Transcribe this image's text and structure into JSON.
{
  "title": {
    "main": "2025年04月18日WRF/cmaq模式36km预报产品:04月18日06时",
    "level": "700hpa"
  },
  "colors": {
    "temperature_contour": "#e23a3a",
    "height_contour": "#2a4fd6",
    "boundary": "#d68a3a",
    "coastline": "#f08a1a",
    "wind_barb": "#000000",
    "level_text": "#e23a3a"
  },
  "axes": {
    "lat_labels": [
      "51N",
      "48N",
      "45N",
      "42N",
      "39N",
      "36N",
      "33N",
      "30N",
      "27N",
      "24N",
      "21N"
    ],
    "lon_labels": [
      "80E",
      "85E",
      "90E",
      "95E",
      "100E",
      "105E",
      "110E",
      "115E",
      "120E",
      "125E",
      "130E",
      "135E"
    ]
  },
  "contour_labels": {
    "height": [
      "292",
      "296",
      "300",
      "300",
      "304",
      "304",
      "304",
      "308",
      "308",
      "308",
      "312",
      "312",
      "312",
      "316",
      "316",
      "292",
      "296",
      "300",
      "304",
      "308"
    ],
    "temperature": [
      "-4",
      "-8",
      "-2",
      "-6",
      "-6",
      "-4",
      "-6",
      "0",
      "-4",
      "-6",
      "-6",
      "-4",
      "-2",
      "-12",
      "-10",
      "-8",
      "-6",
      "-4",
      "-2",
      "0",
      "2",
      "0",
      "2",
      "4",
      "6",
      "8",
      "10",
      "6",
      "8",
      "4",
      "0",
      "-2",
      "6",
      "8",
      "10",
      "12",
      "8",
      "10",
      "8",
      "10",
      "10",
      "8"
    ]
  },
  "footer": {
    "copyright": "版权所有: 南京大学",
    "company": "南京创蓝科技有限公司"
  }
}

━━━

GIVEN EXERCISE:
Recopy the whole listing exactly.

CORRECT OUTPUT:
Transcribe this image's text and structure into JSON.
{
  "title": {
    "main": "2025年04月18日WRF/cmaq模式36km预报产品:04月18日06时",
    "level": "700hpa"
  },
  "colors": {
    "temperature_contour": "#e23a3a",
    "height_contour": "#2a4fd6",
    "boundary": "#d68a3a",
    "coastline": "#f08a1a",
    "wind_barb": "#000000",
    "level_text": "#e23a3a"
  },
  "axes": {
    "lat_labels": [
      "51N",
      "48N",
      "45N",
      "42N",
      "39N",
      "36N",
      "33N",
      "30N",
      "27N",
      "24N",
      "21N"
    ],
    "lon_labels": [
      "80E",
      "85E",
      "90E",
      "95E",
      "100E",
      "105E",
      "110E",
      "115E",
      "120E",
      "125E",
      "130E",
      "135E"
    ]
  },
  "contour_labels": {
    "height": [
      "292",
      "296",
      "300",
      "300",
      "304",
      "304",
      "304",
      "308",
      "308",
      "308",
      "312",
      "312",
      "312",
      "316",
      "316",
      "292",
      "296",
      "300",
      "304",
      "308"
    ],
    "temperature": [
      "-4",
      "-8",
      "-2",
      "-6",
      "-6",
      "-4",
      "-6",
      "0",
      "-4",
      "-6",
      "-6",
      "-4",
      "-2",
      "-12",
      "-10",
      "-8",
      "-6",
      "-4",
      "-2",
      "0",
      "2",
      "0",
      "2",
      "4",
      "6",
      "8",
      "10",
      "6",
      "8",
      "4",
      "0",
      "-2",
      "6",
      "8",
      "10",
      "12",
      "8",
      "10",
      "8",
      "10",
      "10",
      "8"
    ]
  },
  "footer": {
    "copyright": "版权所有: 南京大学",
    "company": "南京创蓝科技有限公司"
  }
}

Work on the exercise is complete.